(Stored data entries)
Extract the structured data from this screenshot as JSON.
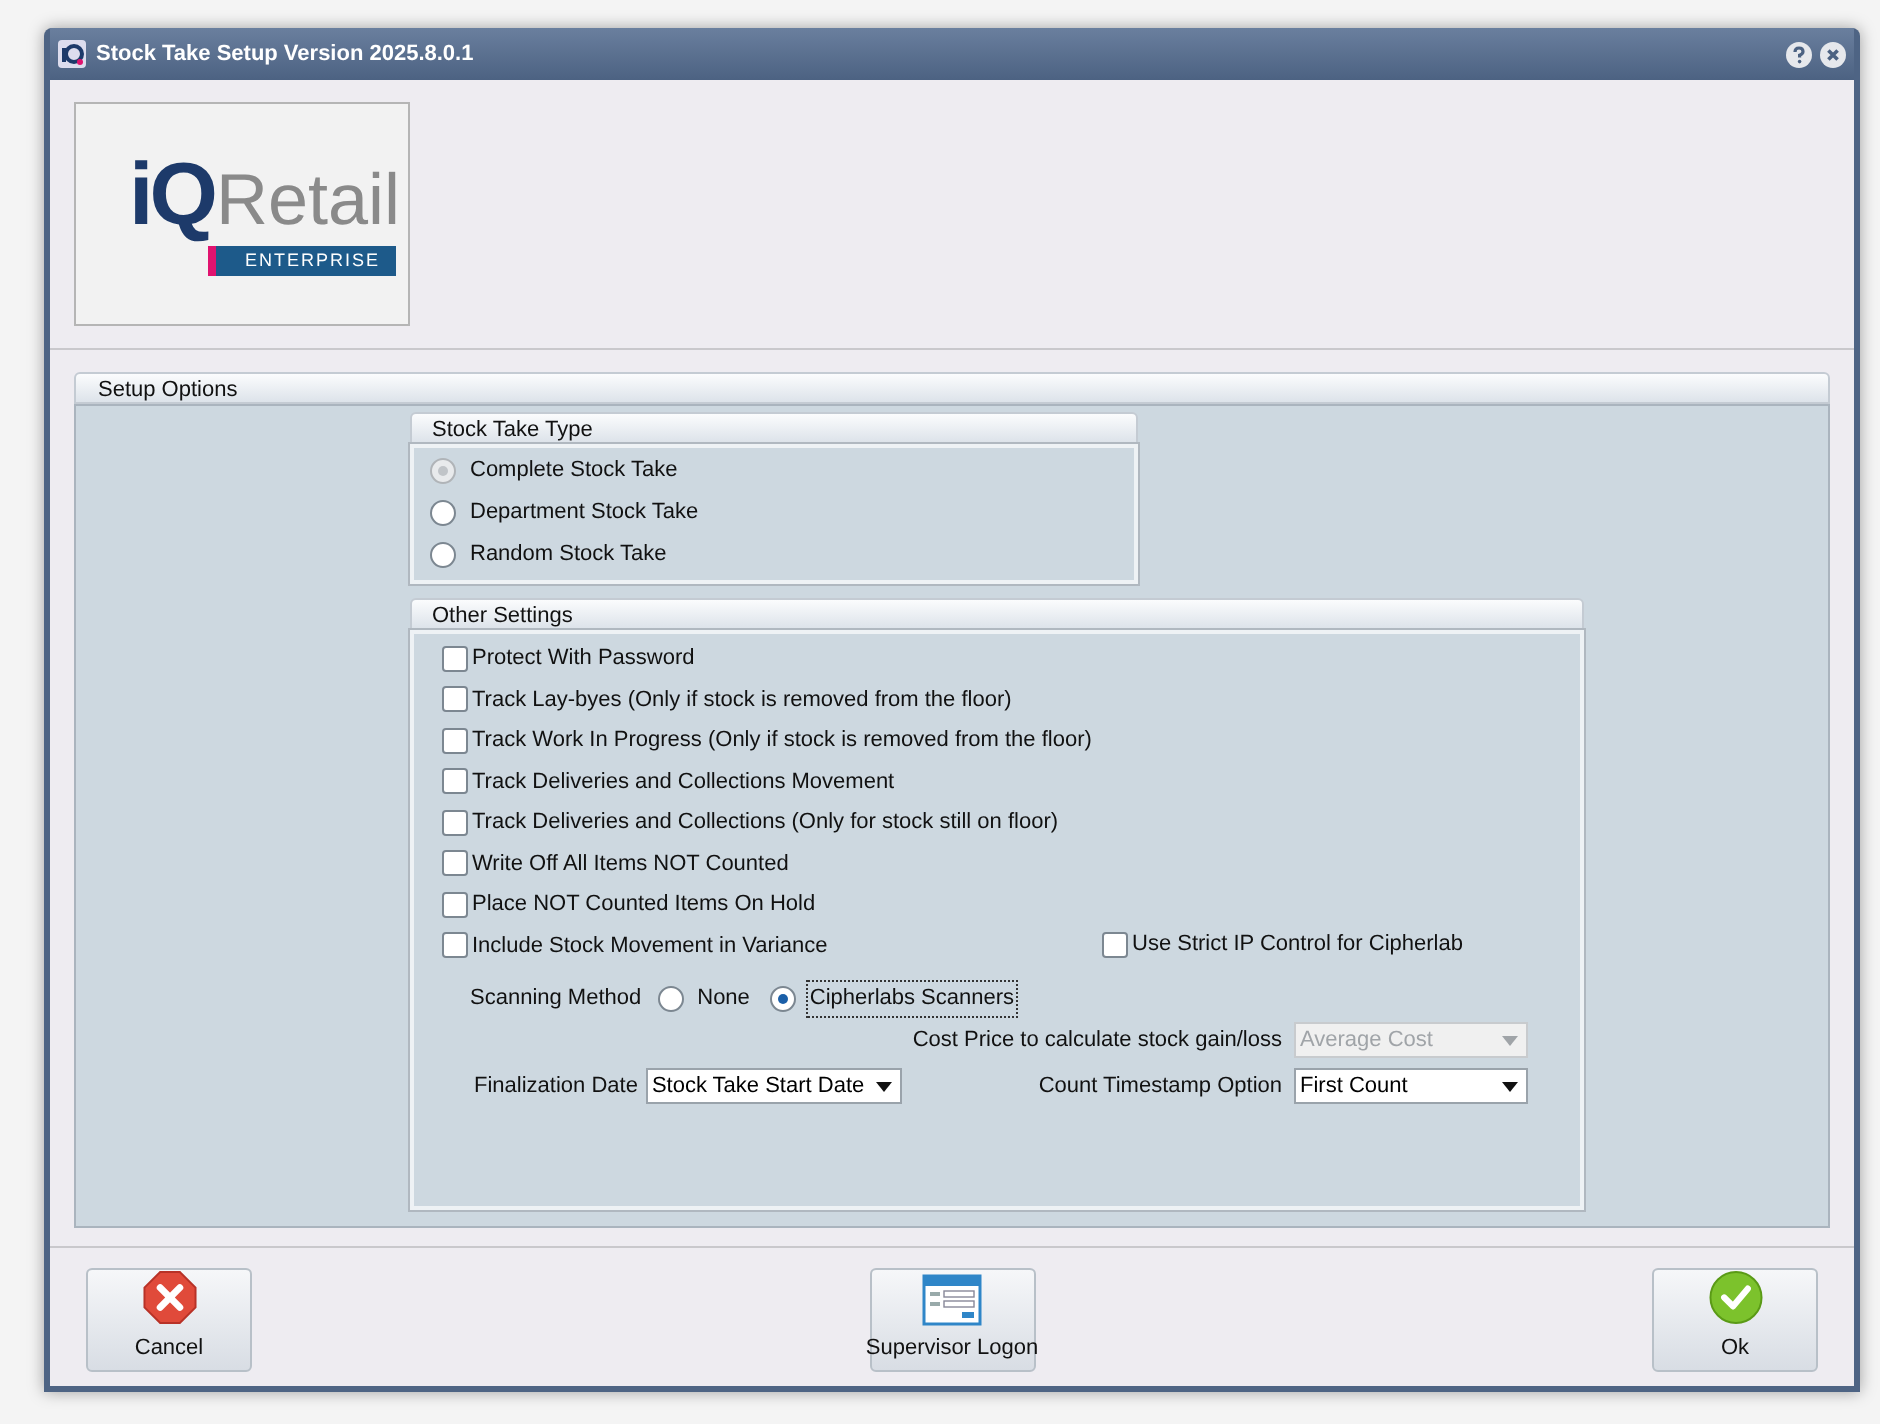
{
  "window": {
    "title": "Stock Take Setup Version 2025.8.0.1"
  },
  "logo": {
    "mark": "iQ",
    "word": "Retail",
    "tag": "ENTERPRISE"
  },
  "setup_options": {
    "title": "Setup Options",
    "stock_take_type": {
      "title": "Stock Take Type",
      "options": [
        {
          "label": "Complete Stock Take",
          "selected": true,
          "disabled": true
        },
        {
          "label": "Department Stock Take",
          "selected": false,
          "disabled": false
        },
        {
          "label": "Random Stock Take",
          "selected": false,
          "disabled": false
        }
      ]
    },
    "other_settings": {
      "title": "Other Settings",
      "checkboxes": [
        {
          "label": "Protect With Password",
          "checked": false
        },
        {
          "label": "Track Lay-byes (Only if stock is removed from the floor)",
          "checked": false
        },
        {
          "label": "Track Work In Progress (Only if stock is removed from the floor)",
          "checked": false
        },
        {
          "label": "Track Deliveries and Collections Movement",
          "checked": false
        },
        {
          "label": "Track Deliveries and Collections (Only for stock still on floor)",
          "checked": false
        },
        {
          "label": "Write Off All Items NOT Counted",
          "checked": false
        },
        {
          "label": "Place NOT Counted Items On Hold",
          "checked": false
        },
        {
          "label": "Include Stock Movement in Variance",
          "checked": false
        }
      ],
      "strict_ip": {
        "label": "Use Strict IP Control for Cipherlab",
        "checked": false
      },
      "scanning_method": {
        "label": "Scanning Method",
        "options": [
          {
            "label": "None",
            "selected": false,
            "focused": false
          },
          {
            "label": "Cipherlabs Scanners",
            "selected": true,
            "focused": true
          }
        ]
      },
      "cost_price": {
        "label": "Cost Price to calculate stock gain/loss",
        "value": "Average Cost",
        "disabled": true
      },
      "finalization_date": {
        "label": "Finalization Date",
        "value": "Stock Take Start Date",
        "disabled": false
      },
      "count_timestamp": {
        "label": "Count Timestamp Option",
        "value": "First Count",
        "disabled": false
      }
    }
  },
  "buttons": [
    {
      "kind": "cancel",
      "label": "Cancel"
    },
    {
      "kind": "logon",
      "label": "Supervisor Logon"
    },
    {
      "kind": "ok",
      "label": "Ok"
    }
  ]
}
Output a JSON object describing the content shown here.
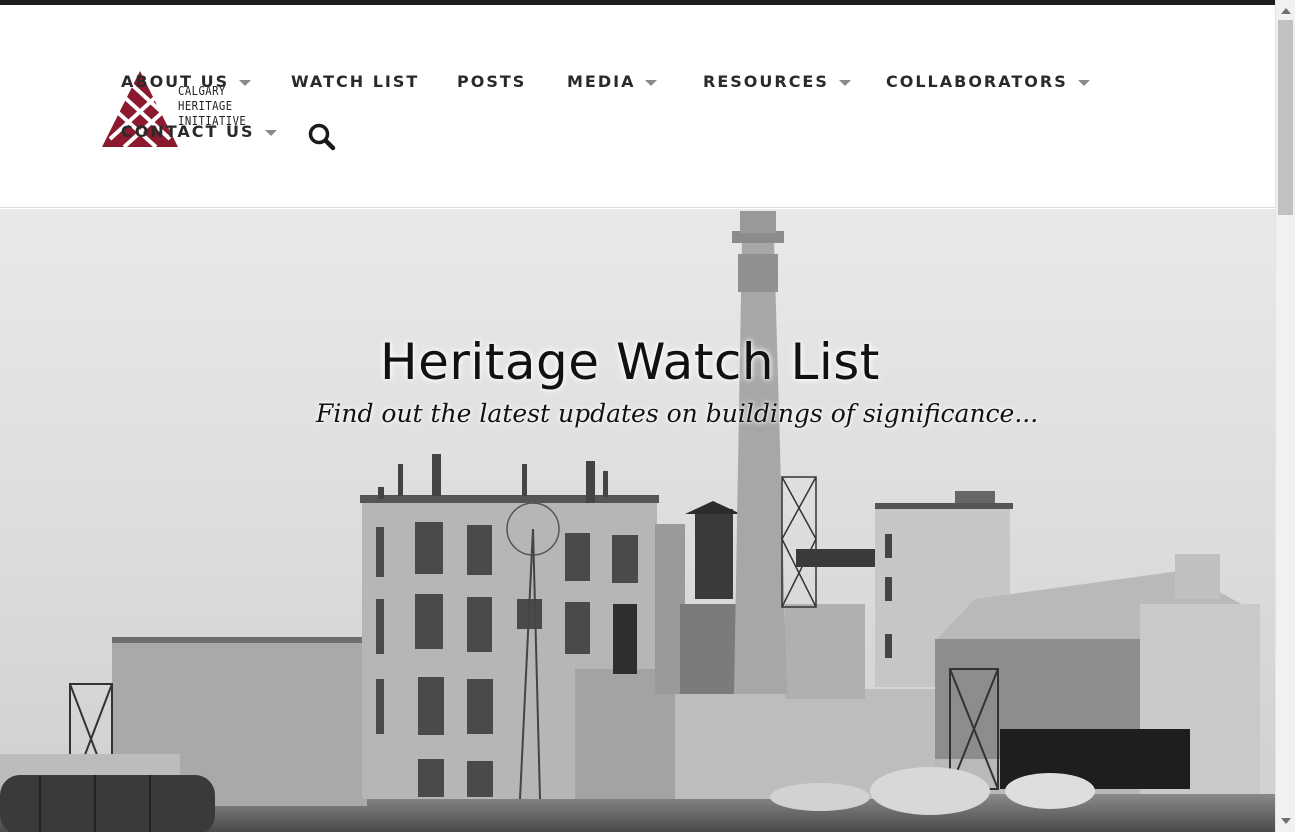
{
  "site": {
    "logo_lines": [
      "CALGARY",
      "HERITAGE",
      "INITIATIVE"
    ],
    "brand_color": "#8b1a2e"
  },
  "nav": {
    "items": [
      {
        "label": "ABOUT US",
        "has_dropdown": true
      },
      {
        "label": "WATCH LIST",
        "has_dropdown": false
      },
      {
        "label": "POSTS",
        "has_dropdown": false
      },
      {
        "label": "MEDIA",
        "has_dropdown": true
      },
      {
        "label": "RESOURCES",
        "has_dropdown": true
      },
      {
        "label": "COLLABORATORS",
        "has_dropdown": true
      },
      {
        "label": "CONTACT US",
        "has_dropdown": true
      }
    ],
    "search_icon": "search-icon"
  },
  "hero": {
    "title": "Heritage Watch List",
    "subtitle": "Find out the latest updates on buildings of significance..."
  }
}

What to do: Nothing in the entries should change as you copy them, except that the pictures are left out.

Result of the task:
Extract the structured data from this screenshot as JSON.
{
  "window": {
    "title": "Stock Take Setup Version 2025.8.0.1"
  },
  "logo": {
    "mark": "iQ",
    "word": "Retail",
    "tag": "ENTERPRISE"
  },
  "setup_options": {
    "title": "Setup Options",
    "stock_take_type": {
      "title": "Stock Take Type",
      "options": [
        {
          "label": "Complete Stock Take",
          "selected": true,
          "disabled": true
        },
        {
          "label": "Department Stock Take",
          "selected": false,
          "disabled": false
        },
        {
          "label": "Random Stock Take",
          "selected": false,
          "disabled": false
        }
      ]
    },
    "other_settings": {
      "title": "Other Settings",
      "checkboxes": [
        {
          "label": "Protect With Password",
          "checked": false
        },
        {
          "label": "Track Lay-byes (Only if stock is removed from the floor)",
          "checked": false
        },
        {
          "label": "Track Work In Progress (Only if stock is removed from the floor)",
          "checked": false
        },
        {
          "label": "Track Deliveries and Collections Movement",
          "checked": false
        },
        {
          "label": "Track Deliveries and Collections (Only for stock still on floor)",
          "checked": false
        },
        {
          "label": "Write Off All Items NOT Counted",
          "checked": false
        },
        {
          "label": "Place NOT Counted Items On Hold",
          "checked": false
        },
        {
          "label": "Include Stock Movement in Variance",
          "checked": false
        }
      ],
      "strict_ip": {
        "label": "Use Strict IP Control for Cipherlab",
        "checked": false
      },
      "scanning_method": {
        "label": "Scanning Method",
        "options": [
          {
            "label": "None",
            "selected": false,
            "focused": false
          },
          {
            "label": "Cipherlabs Scanners",
            "selected": true,
            "focused": true
          }
        ]
      },
      "cost_price": {
        "label": "Cost Price to calculate stock gain/loss",
        "value": "Average Cost",
        "disabled": true
      },
      "finalization_date": {
        "label": "Finalization Date",
        "value": "Stock Take Start Date",
        "disabled": false
      },
      "count_timestamp": {
        "label": "Count Timestamp Option",
        "value": "First Count",
        "disabled": false
      }
    }
  },
  "buttons": [
    {
      "kind": "cancel",
      "label": "Cancel"
    },
    {
      "kind": "logon",
      "label": "Supervisor Logon"
    },
    {
      "kind": "ok",
      "label": "Ok"
    }
  ]
}
Output a JSON object describing the content shown here.
{
  "site": {
    "logo_lines": [
      "CALGARY",
      "HERITAGE",
      "INITIATIVE"
    ],
    "brand_color": "#8b1a2e"
  },
  "nav": {
    "items": [
      {
        "label": "ABOUT US",
        "has_dropdown": true
      },
      {
        "label": "WATCH LIST",
        "has_dropdown": false
      },
      {
        "label": "POSTS",
        "has_dropdown": false
      },
      {
        "label": "MEDIA",
        "has_dropdown": true
      },
      {
        "label": "RESOURCES",
        "has_dropdown": true
      },
      {
        "label": "COLLABORATORS",
        "has_dropdown": true
      },
      {
        "label": "CONTACT US",
        "has_dropdown": true
      }
    ],
    "search_icon": "search-icon"
  },
  "hero": {
    "title": "Heritage Watch List",
    "subtitle": "Find out the latest updates on buildings of significance..."
  }
}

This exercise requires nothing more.